PETUNJUK:
[1] Mengapa NATO meluncurkan pengawasan udara 24 jam ke Libya dengan pesawat AWACS menurut berita tentang pengawasan udara NATO di Libya? Jelaskan dalam satu sampai tiga kalimat.
[2] Lanjutkan berita tentang pengawasan udara NATO di Libya, mulai setelah kalimat yang berakhir dengan "kepada pasukan oposisi di Libya".

BACAAN:
※

WASHINGTON (Arrahmah.com) – NATO telah meluncurkan pengawasan udara 24 jam ke Libya melalui pesawat pengintai AWACS, lansir Al Arabiya pada Senin (7/3/2011). Langkah ini didasarkan pada rencana NATO dalam mempersiapkan bantuan bagi Libya jika perang sipil semakin parah.
“Keputusan itu memang dibuat untuk meningkatkan kemampuan pengawasan NATO melalui AWACS. Kami membuatnya beroperasi 24 jam selama tujuh hari. Kami akan memiliki gambaran lebih baik dari apa yang sebenarnya sedang terjadi di sana,” kata Duta Besar, Ivo Daalder, pada wartawan.
Presiden AS Barack Obama sebelumnya menyatakan bahwa bahwa NATO sedang mempertimbangkan opsi militer dalam menanggapi situasi di Libya seperti Inggris dan Perancis sedang menyusun resolusi PBB tentang zona larangan terbang di negara Afrika Utara.
Obama, yang berbicara setelah berdiskusi dengan Perdana Menteri Australia, Julia Gillard, mengatakan kedua negara sepakat bahwa kekerasan yang dilakukan oleh pemerintah Libya terhadap rakyatnya tidak bisa diterima.
Kemudian Gedung Putih mengatakan Amerika Serikat tidak akan menutup kemungkinan penggunaan pasukan darat AS untuk merespon pertumpahan darah di Libya, tetapi pilihan itu bukan prioritas utama. Gedung Putih juga menambahkan bahwa Amerika Serikat bisa memberikan senjata kepada pasukan oposisi di Libya.

※

DAFTAR BARIS:
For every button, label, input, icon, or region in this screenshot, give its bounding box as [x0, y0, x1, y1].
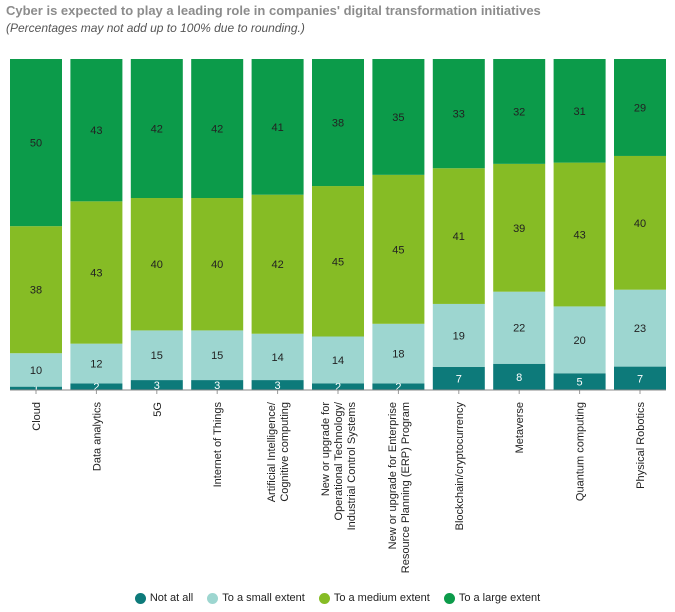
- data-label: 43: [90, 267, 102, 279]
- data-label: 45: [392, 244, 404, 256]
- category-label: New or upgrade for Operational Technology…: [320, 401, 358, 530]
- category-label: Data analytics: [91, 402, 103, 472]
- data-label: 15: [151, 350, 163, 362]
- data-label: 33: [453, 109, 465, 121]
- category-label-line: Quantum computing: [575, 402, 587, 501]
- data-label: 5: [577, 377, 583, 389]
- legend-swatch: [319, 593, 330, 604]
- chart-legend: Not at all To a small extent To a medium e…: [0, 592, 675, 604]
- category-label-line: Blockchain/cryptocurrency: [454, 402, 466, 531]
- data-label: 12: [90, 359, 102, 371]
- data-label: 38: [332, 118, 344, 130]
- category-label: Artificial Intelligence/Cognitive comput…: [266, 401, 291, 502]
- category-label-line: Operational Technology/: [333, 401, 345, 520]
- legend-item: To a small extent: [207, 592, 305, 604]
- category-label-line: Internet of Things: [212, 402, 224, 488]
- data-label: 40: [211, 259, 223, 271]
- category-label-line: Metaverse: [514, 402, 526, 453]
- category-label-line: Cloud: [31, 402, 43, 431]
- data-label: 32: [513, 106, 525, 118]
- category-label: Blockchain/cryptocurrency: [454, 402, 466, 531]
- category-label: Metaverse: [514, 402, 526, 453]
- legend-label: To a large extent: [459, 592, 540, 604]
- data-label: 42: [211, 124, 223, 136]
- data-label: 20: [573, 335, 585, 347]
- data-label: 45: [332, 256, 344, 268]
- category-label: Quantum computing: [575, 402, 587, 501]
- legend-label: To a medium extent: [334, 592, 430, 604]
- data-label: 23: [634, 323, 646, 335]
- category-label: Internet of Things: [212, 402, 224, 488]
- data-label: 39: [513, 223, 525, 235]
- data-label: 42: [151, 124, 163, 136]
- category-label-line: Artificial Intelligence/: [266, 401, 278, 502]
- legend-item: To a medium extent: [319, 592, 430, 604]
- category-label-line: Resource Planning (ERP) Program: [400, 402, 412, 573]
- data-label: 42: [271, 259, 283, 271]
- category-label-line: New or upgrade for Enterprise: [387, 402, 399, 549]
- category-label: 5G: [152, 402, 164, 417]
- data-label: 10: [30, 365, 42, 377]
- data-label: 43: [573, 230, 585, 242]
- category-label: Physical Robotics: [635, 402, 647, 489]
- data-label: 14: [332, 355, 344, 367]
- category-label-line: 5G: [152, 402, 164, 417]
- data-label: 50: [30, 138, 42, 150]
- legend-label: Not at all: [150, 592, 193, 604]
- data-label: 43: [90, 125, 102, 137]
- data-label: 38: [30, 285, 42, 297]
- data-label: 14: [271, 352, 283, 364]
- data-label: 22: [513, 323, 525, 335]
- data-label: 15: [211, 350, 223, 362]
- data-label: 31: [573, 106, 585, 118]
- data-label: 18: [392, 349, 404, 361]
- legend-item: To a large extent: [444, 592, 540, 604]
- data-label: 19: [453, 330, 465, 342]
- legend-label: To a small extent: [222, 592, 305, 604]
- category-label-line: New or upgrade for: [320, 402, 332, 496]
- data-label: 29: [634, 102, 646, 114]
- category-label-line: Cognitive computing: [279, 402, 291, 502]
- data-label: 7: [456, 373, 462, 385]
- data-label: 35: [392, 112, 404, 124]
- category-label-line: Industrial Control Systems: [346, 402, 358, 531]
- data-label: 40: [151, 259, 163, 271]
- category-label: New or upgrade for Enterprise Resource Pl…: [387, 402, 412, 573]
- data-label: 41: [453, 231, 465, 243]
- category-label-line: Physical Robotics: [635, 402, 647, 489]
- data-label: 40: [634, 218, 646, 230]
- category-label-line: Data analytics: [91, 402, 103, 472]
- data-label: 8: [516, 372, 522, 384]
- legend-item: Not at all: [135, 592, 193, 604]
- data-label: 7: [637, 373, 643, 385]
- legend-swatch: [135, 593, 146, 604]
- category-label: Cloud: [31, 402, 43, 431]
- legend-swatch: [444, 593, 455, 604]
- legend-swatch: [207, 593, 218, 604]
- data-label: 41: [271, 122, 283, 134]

※

JAWABAN LATIHAN:
[1] Langkah itu didasarkan pada rencana NATO untuk mempersiapkan bantuan bagi Libya jika perang sipil semakin parah. Menurut Duta Besar Ivo Daalder, keputusan itu dibuat untuk meningkatkan kemampuan pengawasan NATO agar mereka memiliki gambaran lebih baik tentang apa yang sebenarnya sedang terjadi di sana.

[2]
Negara-negara Teluk Arab telah menyuarakan dukungan mereka terhadap larangan terbang yang akan dikenakan terhadap pemerintah Libya, dan menyerukan untuk melakukan pertemuan darurat Liga Arab dalam rangka membahas situasi di negara Afrika Utara.
“(Para menteri luar negeri) menyeru Dewan Keamanan (PBB) untuk melindungi warga sipil Libya, termasuk melalui zona larangan terbang,” kata pernyataan yang dikeluarkan setelah pertemuan para menteri, dibacakan oleh Abdulrahman al-Attiyah , sekretaris jenderal Gulf Cooperation Council.
Sementara itu, Rusia telah menyatakan penentangan mereka terhadap setiap intervensi militer asing di Libya, kantor berita Interfax mengutip pernyataan Menteri Luar Negeri Rusia, Sergei Lavrov.
“Menurut kami, intervensi asing, apalagi militer, bukan cara yang bisa dipakai untuk menyelesaikan krisis di Libya. Rakyat Libya harus menyelesaikan masalah mereka sendiri,” kata Lavrov, seperti dikutip Interfax.
Pada saat yang sama, Inggris dan beberapa negara lain berusaha untuk merumuskan zona pelarangan terbang di atas Libya di Dewan Keamanan PBB, seperti diungkapkan oleh Menteri Luar Negeri Inggris, William Hague, pada Senin (7/3).
Hague mengatakan kepada parlemen Inggris, ia mendapatkan laporan yang dapat dipercaya bahwa pasukan pemerintah Libya telah menggunakan helikopter tempur untuk menyerang warga sipil.
Kejahatan terhadap kemanusiaan
Sebelumnya, Sekretaris Jenderal NATO, Anders Fogh Rasmussen, mengatakan serangan terhadap warga sipil di Libya merupakan “kejahatan terhadap kemanusiaan”, sehingga tidak mungkin bagi dunia untuk terus “berdiam diri”.
“Serangan-serangan yang meluas dan sistematis terhadap penduduk sipil dapat dikatakan sebagai kejahatan terhadap kemanusiaan,” kata Rasmussen dalam konferensi pers di markas NATO.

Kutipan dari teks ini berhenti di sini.